Data records
— START —
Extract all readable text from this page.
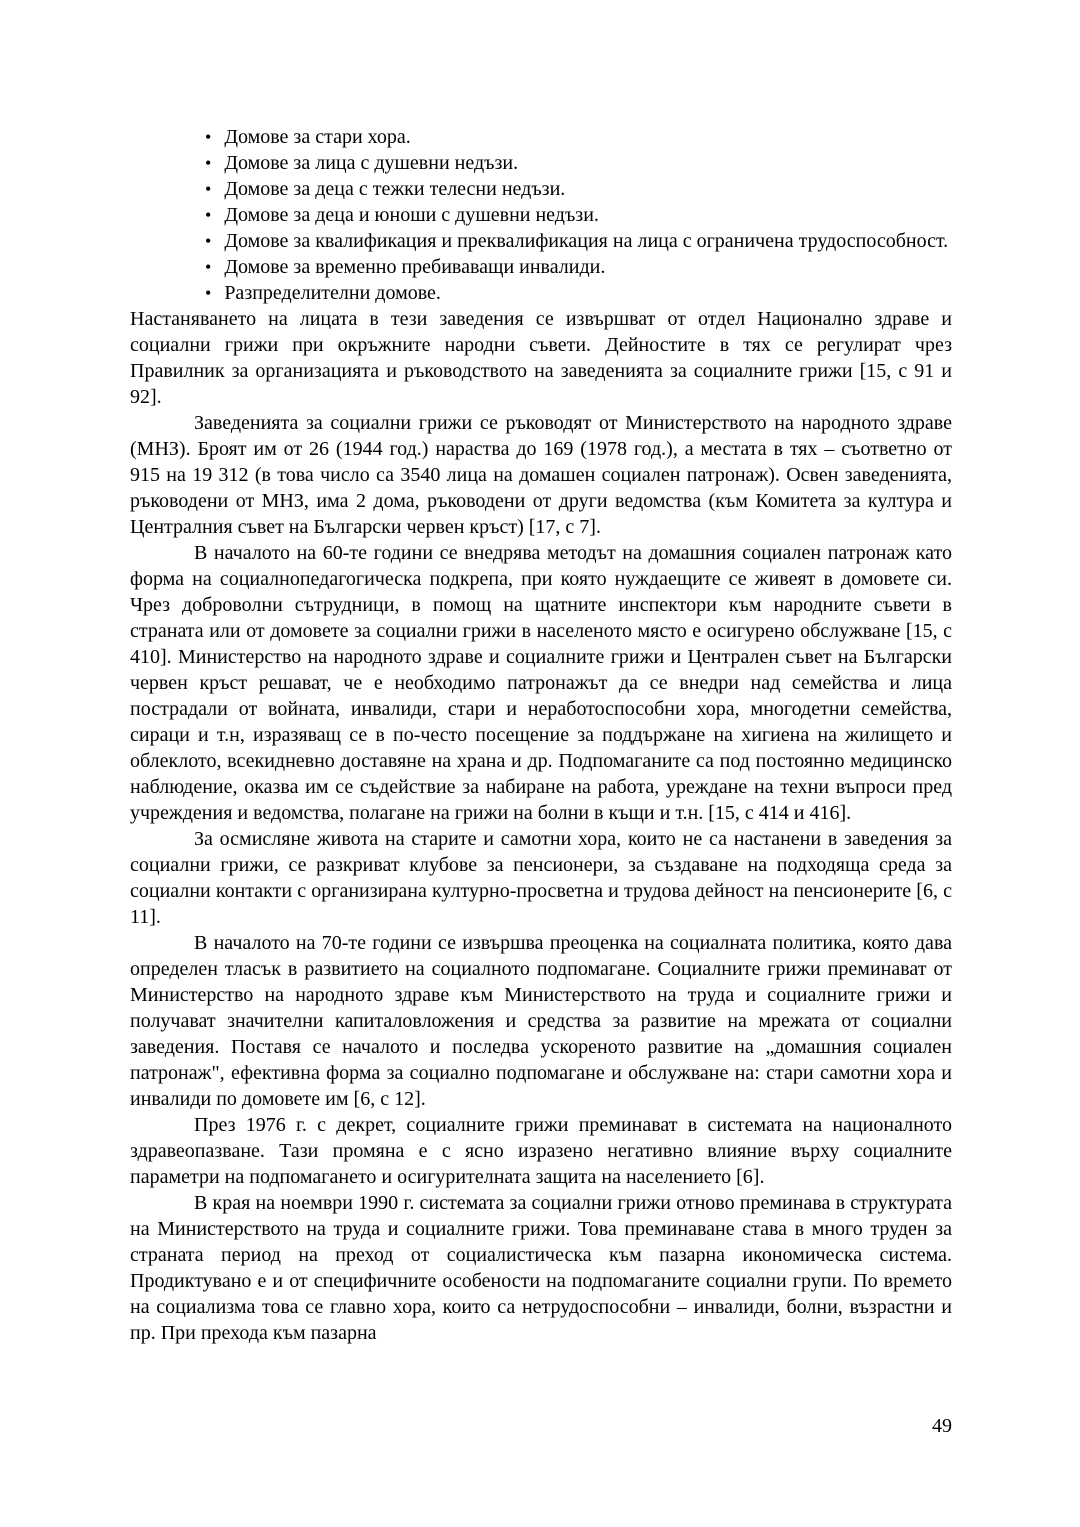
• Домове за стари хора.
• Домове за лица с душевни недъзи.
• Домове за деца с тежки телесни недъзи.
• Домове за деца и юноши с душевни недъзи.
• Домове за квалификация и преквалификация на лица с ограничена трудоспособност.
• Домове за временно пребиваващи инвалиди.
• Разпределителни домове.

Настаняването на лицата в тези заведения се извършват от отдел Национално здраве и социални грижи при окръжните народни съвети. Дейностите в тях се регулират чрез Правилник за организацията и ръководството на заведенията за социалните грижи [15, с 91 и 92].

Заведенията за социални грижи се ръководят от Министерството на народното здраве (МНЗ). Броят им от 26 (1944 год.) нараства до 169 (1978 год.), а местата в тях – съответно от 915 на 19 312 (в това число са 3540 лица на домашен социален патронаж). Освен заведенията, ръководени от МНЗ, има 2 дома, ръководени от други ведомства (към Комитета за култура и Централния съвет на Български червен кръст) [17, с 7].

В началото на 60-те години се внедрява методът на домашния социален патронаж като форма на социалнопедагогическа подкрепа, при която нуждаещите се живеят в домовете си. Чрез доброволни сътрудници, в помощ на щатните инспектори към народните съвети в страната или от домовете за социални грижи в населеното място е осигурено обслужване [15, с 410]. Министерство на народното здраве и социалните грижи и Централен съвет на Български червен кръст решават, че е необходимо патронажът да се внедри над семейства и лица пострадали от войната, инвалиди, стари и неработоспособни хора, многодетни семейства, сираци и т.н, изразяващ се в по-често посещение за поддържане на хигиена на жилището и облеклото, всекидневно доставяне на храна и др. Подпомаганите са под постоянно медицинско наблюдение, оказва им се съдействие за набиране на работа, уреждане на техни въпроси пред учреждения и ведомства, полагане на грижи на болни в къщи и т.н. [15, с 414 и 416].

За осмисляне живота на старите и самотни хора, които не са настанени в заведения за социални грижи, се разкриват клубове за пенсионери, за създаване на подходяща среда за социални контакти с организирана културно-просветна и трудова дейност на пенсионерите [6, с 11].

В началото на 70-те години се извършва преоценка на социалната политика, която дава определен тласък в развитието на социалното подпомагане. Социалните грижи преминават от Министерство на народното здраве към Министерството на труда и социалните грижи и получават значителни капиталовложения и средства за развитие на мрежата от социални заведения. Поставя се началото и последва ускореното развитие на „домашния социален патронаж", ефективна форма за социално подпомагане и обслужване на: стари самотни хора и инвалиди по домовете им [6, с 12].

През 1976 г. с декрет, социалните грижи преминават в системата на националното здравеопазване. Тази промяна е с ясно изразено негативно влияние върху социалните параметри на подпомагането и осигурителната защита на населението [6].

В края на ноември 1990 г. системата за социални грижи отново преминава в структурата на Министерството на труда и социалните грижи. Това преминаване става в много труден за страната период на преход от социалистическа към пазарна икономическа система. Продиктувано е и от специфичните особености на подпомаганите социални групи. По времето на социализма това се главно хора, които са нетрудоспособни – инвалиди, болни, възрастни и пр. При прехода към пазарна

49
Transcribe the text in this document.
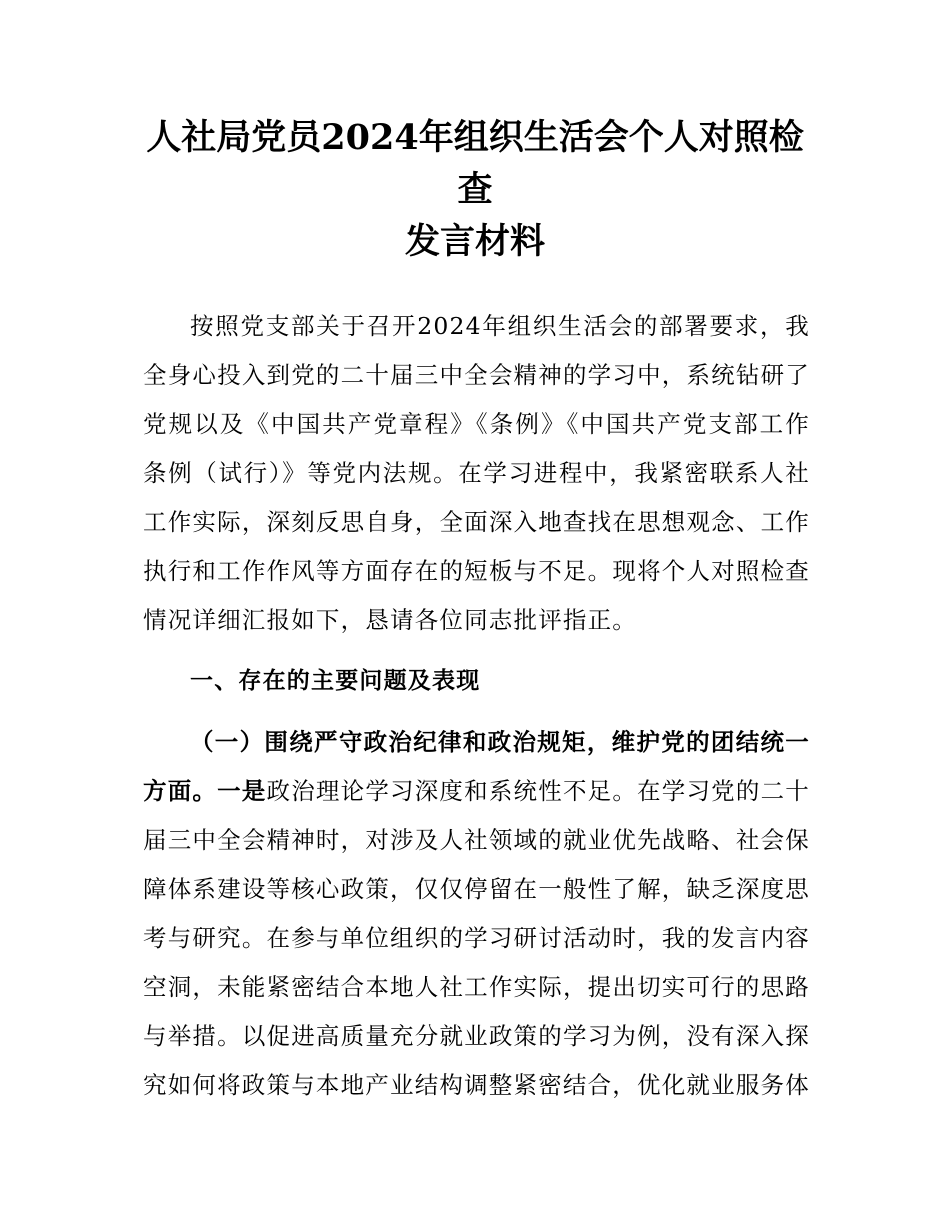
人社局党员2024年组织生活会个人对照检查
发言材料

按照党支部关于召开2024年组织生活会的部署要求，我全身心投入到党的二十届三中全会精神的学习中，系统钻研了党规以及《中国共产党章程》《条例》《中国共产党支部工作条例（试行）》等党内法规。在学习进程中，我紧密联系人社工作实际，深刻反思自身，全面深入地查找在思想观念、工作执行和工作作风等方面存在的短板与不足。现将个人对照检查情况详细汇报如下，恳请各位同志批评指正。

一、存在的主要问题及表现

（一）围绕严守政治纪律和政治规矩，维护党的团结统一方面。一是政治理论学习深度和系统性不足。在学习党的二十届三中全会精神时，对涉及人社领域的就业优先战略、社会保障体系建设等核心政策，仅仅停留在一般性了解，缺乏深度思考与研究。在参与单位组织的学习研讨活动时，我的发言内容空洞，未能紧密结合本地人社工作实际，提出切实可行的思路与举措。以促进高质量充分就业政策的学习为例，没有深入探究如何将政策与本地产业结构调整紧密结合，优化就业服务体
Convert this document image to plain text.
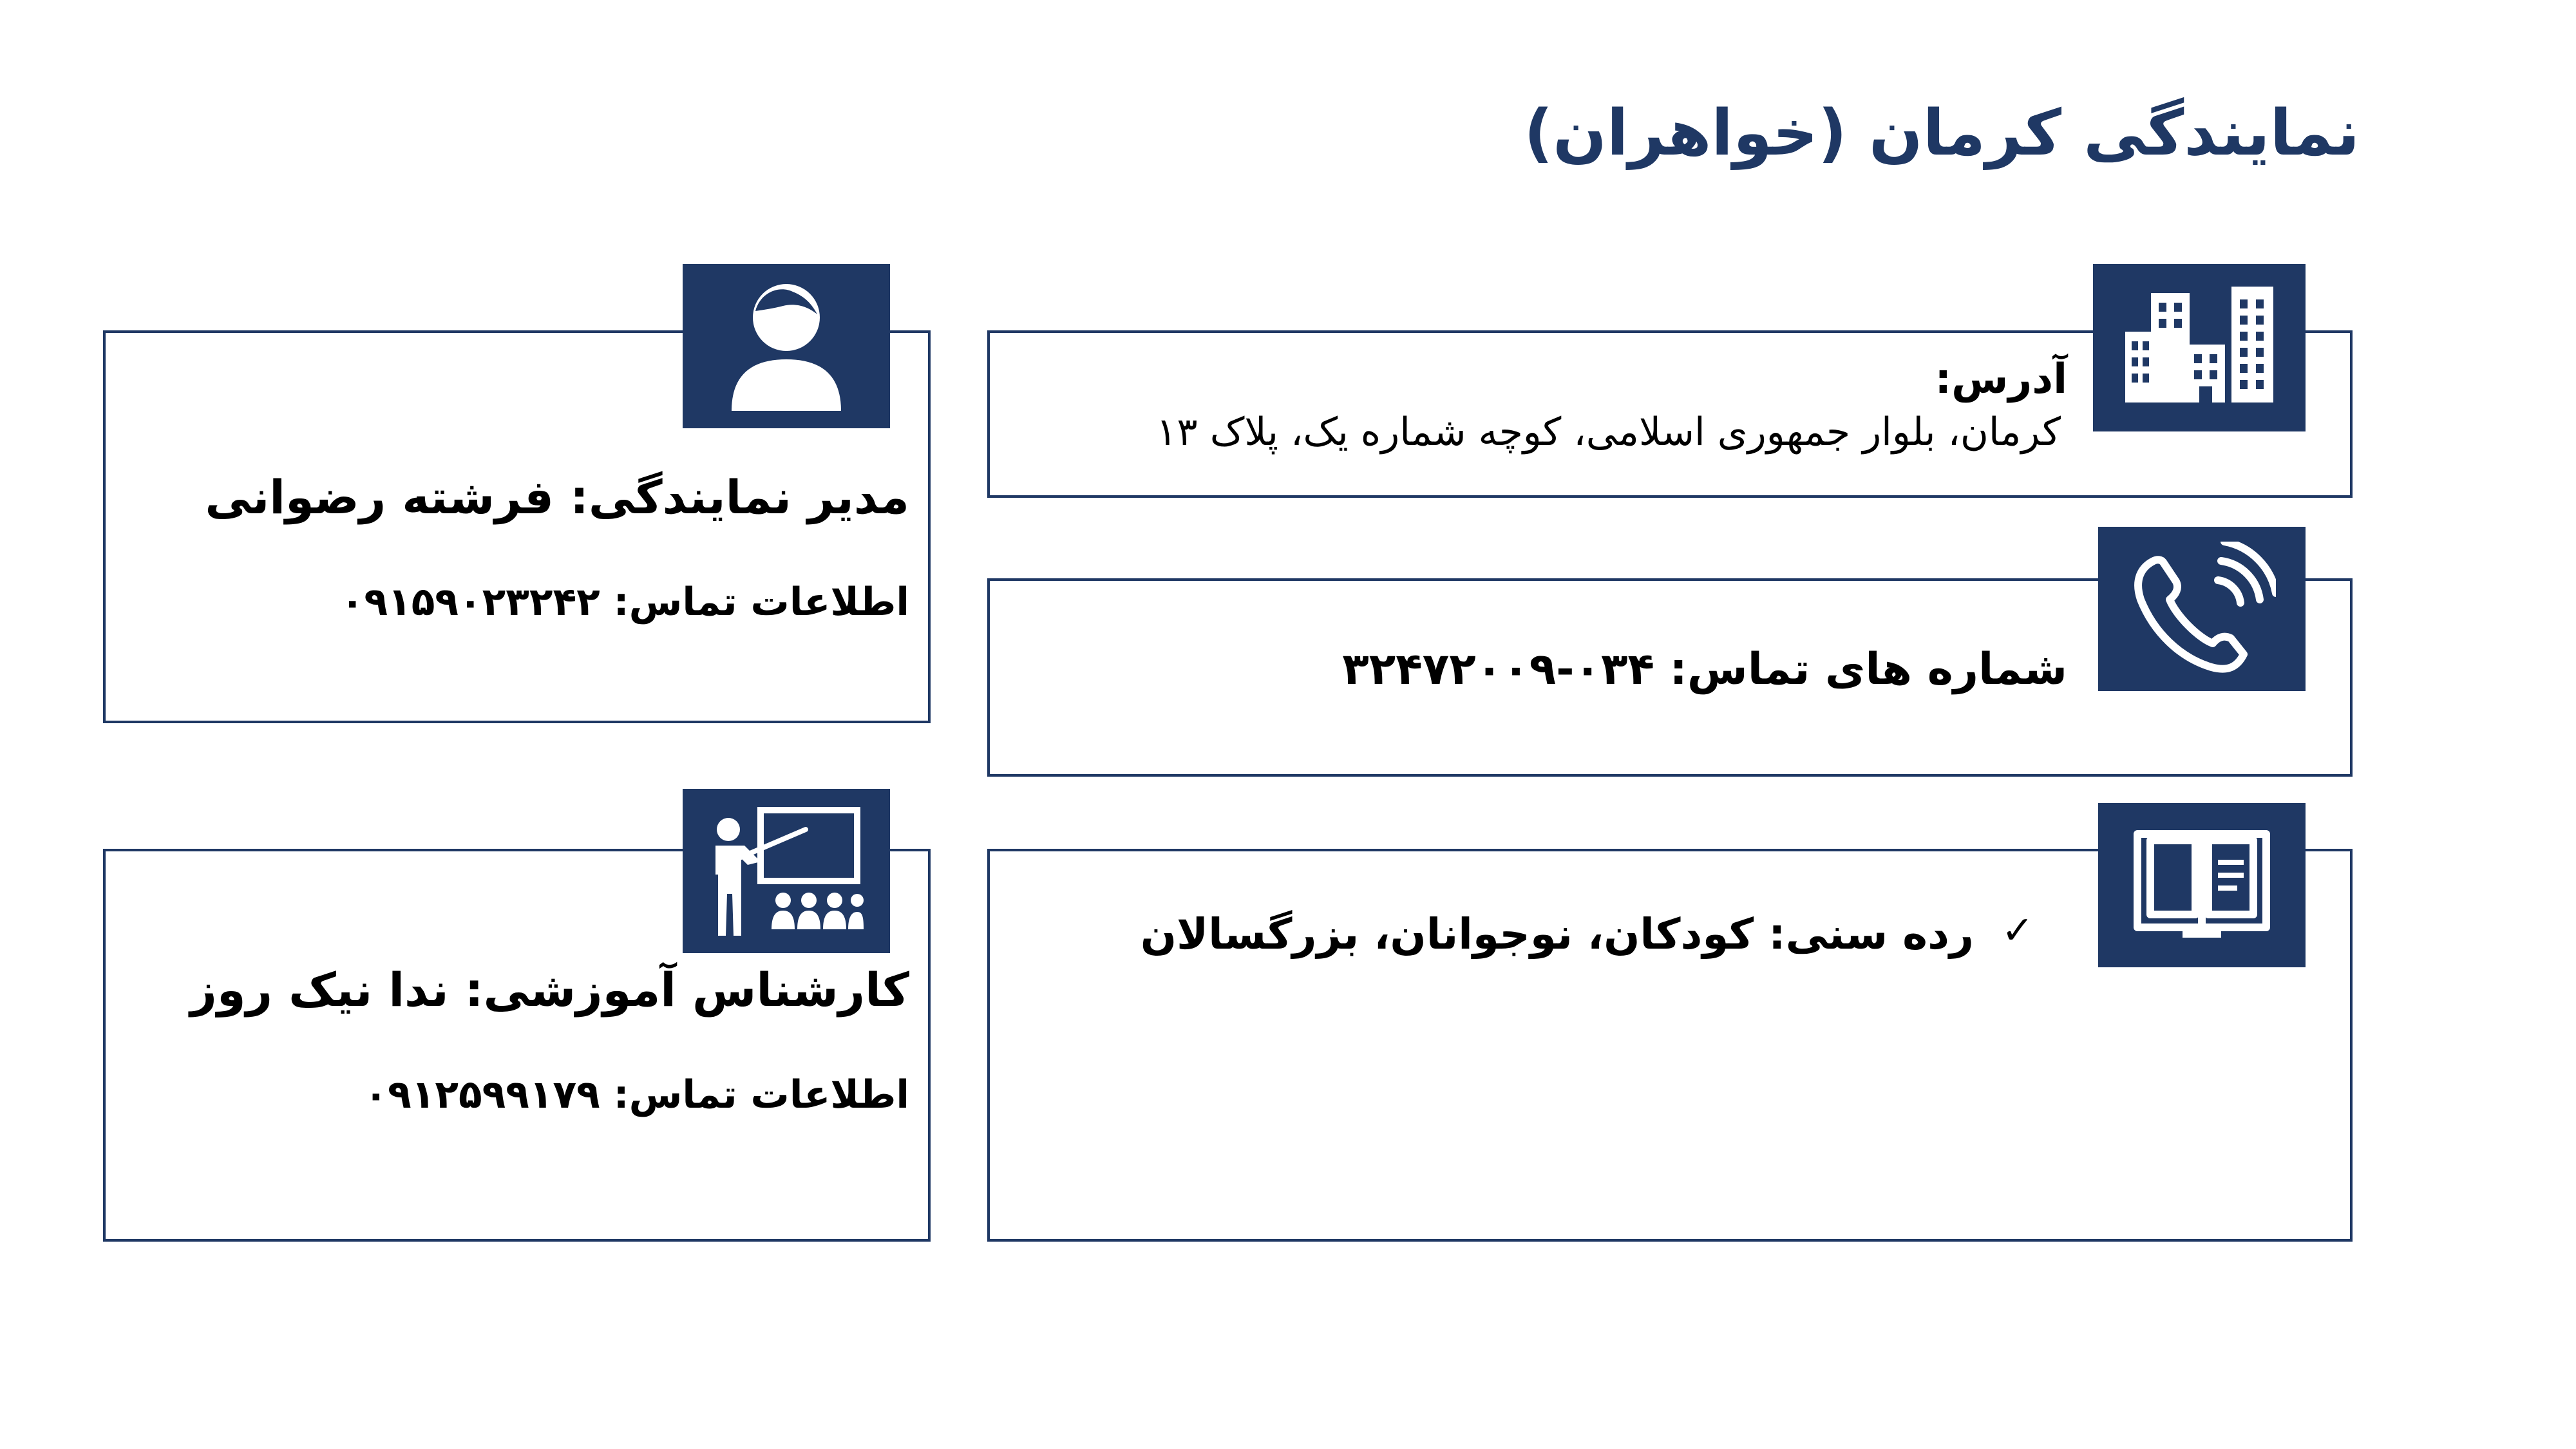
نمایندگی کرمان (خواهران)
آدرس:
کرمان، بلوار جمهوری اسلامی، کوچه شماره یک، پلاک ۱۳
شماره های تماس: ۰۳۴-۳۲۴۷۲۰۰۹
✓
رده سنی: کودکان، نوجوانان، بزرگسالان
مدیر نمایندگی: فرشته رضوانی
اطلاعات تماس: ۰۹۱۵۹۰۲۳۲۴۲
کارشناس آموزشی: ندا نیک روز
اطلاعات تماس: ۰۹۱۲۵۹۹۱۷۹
— END —
Given problem →
In the records above, locate the line containing "Transcribe the text in this document.", then copy exactly that line and every line after it through the end, omitting pictures.

Solution →
Transcribe the text in this document.
人社局党员2024年组织生活会个人对照检查
发言材料

按照党支部关于召开2024年组织生活会的部署要求，我全身心投入到党的二十届三中全会精神的学习中，系统钻研了党规以及《中国共产党章程》《条例》《中国共产党支部工作条例（试行）》等党内法规。在学习进程中，我紧密联系人社工作实际，深刻反思自身，全面深入地查找在思想观念、工作执行和工作作风等方面存在的短板与不足。现将个人对照检查情况详细汇报如下，恳请各位同志批评指正。

一、存在的主要问题及表现

（一）围绕严守政治纪律和政治规矩，维护党的团结统一方面。一是政治理论学习深度和系统性不足。在学习党的二十届三中全会精神时，对涉及人社领域的就业优先战略、社会保障体系建设等核心政策，仅仅停留在一般性了解，缺乏深度思考与研究。在参与单位组织的学习研讨活动时，我的发言内容空洞，未能紧密结合本地人社工作实际，提出切实可行的思路与举措。以促进高质量充分就业政策的学习为例，没有深入探究如何将政策与本地产业结构调整紧密结合，优化就业服务体
Convert this document image to plain text.
نمایندگی کرمان (خواهران)
آدرس:
کرمان، بلوار جمهوری اسلامی، کوچه شماره یک، پلاک ۱۳
شماره های تماس: ۰۳۴-۳۲۴۷۲۰۰۹
✓
رده سنی: کودکان، نوجوانان، بزرگسالان
مدیر نمایندگی: فرشته رضوانی
اطلاعات تماس: ۰۹۱۵۹۰۲۳۲۴۲
کارشناس آموزشی: ندا نیک روز
اطلاعات تماس: ۰۹۱۲۵۹۹۱۷۹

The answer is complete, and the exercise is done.